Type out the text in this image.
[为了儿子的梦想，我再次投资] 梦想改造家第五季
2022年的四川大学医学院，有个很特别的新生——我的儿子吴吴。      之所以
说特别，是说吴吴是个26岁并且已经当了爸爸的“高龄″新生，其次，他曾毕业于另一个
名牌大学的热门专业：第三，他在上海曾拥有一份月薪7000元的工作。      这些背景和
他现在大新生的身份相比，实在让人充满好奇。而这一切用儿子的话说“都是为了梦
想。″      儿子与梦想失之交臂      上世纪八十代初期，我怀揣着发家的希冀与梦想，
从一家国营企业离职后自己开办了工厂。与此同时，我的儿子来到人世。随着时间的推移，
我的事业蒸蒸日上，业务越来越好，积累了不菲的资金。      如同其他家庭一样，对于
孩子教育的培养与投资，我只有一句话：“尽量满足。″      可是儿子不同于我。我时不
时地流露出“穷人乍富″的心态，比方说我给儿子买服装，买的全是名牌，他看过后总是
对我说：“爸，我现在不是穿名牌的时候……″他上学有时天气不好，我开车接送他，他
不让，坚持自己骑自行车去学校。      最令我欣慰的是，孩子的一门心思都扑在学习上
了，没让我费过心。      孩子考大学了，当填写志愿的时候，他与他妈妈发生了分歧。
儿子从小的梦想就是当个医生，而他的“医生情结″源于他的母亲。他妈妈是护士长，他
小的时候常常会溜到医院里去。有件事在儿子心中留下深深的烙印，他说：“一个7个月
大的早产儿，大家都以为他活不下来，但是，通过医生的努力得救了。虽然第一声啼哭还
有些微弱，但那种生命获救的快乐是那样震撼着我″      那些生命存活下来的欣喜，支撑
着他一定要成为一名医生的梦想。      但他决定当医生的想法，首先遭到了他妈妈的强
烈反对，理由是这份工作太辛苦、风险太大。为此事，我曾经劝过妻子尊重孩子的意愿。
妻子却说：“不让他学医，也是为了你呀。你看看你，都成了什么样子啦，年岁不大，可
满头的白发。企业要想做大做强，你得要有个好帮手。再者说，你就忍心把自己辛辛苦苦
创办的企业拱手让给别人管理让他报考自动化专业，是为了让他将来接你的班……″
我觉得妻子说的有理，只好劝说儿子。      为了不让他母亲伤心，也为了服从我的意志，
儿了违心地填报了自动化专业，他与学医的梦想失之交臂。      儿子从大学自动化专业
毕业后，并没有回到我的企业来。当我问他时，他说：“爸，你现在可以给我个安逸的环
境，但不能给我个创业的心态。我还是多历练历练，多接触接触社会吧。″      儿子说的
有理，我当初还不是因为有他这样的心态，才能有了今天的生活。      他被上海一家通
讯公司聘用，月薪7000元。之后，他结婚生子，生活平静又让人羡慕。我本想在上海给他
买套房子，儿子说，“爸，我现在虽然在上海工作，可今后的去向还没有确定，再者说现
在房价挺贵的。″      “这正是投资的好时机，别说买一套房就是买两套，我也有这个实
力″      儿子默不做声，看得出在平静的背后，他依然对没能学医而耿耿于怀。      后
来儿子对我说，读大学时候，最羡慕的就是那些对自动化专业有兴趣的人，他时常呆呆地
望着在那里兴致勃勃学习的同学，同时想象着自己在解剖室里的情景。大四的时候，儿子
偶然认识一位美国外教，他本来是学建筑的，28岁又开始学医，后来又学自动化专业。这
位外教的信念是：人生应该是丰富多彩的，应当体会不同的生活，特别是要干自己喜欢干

Required task
Write out the listing once more, matching it exactly.

Solution for this exercise
Type out the text in this image.
[为了儿子的梦想，我再次投资] 梦想改造家第五季
2022年的四川大学医学院，有个很特别的新生——我的儿子吴吴。      之所以
说特别，是说吴吴是个26岁并且已经当了爸爸的“高龄″新生，其次，他曾毕业于另一个
名牌大学的热门专业：第三，他在上海曾拥有一份月薪7000元的工作。      这些背景和
他现在大新生的身份相比，实在让人充满好奇。而这一切用儿子的话说“都是为了梦
想。″      儿子与梦想失之交臂      上世纪八十代初期，我怀揣着发家的希冀与梦想，
从一家国营企业离职后自己开办了工厂。与此同时，我的儿子来到人世。随着时间的推移，
我的事业蒸蒸日上，业务越来越好，积累了不菲的资金。      如同其他家庭一样，对于
孩子教育的培养与投资，我只有一句话：“尽量满足。″      可是儿子不同于我。我时不
时地流露出“穷人乍富″的心态，比方说我给儿子买服装，买的全是名牌，他看过后总是
对我说：“爸，我现在不是穿名牌的时候……″他上学有时天气不好，我开车接送他，他
不让，坚持自己骑自行车去学校。      最令我欣慰的是，孩子的一门心思都扑在学习上
了，没让我费过心。      孩子考大学了，当填写志愿的时候，他与他妈妈发生了分歧。
儿子从小的梦想就是当个医生，而他的“医生情结″源于他的母亲。他妈妈是护士长，他
小的时候常常会溜到医院里去。有件事在儿子心中留下深深的烙印，他说：“一个7个月
大的早产儿，大家都以为他活不下来，但是，通过医生的努力得救了。虽然第一声啼哭还
有些微弱，但那种生命获救的快乐是那样震撼着我″      那些生命存活下来的欣喜，支撑
着他一定要成为一名医生的梦想。      但他决定当医生的想法，首先遭到了他妈妈的强
烈反对，理由是这份工作太辛苦、风险太大。为此事，我曾经劝过妻子尊重孩子的意愿。
妻子却说：“不让他学医，也是为了你呀。你看看你，都成了什么样子啦，年岁不大，可
满头的白发。企业要想做大做强，你得要有个好帮手。再者说，你就忍心把自己辛辛苦苦
创办的企业拱手让给别人管理让他报考自动化专业，是为了让他将来接你的班……″
我觉得妻子说的有理，只好劝说儿子。      为了不让他母亲伤心，也为了服从我的意志，
儿了违心地填报了自动化专业，他与学医的梦想失之交臂。      儿子从大学自动化专业
毕业后，并没有回到我的企业来。当我问他时，他说：“爸，你现在可以给我个安逸的环
境，但不能给我个创业的心态。我还是多历练历练，多接触接触社会吧。″      儿子说的
有理，我当初还不是因为有他这样的心态，才能有了今天的生活。      他被上海一家通
讯公司聘用，月薪7000元。之后，他结婚生子，生活平静又让人羡慕。我本想在上海给他
买套房子，儿子说，“爸，我现在虽然在上海工作，可今后的去向还没有确定，再者说现
在房价挺贵的。″      “这正是投资的好时机，别说买一套房就是买两套，我也有这个实
力″      儿子默不做声，看得出在平静的背后，他依然对没能学医而耿耿于怀。      后
来儿子对我说，读大学时候，最羡慕的就是那些对自动化专业有兴趣的人，他时常呆呆地
望着在那里兴致勃勃学习的同学，同时想象着自己在解剖室里的情景。大四的时候，儿子
偶然认识一位美国外教，他本来是学建筑的，28岁又开始学医，后来又学自动化专业。这
位外教的信念是：人生应该是丰富多彩的，应当体会不同的生活，特别是要干自己喜欢干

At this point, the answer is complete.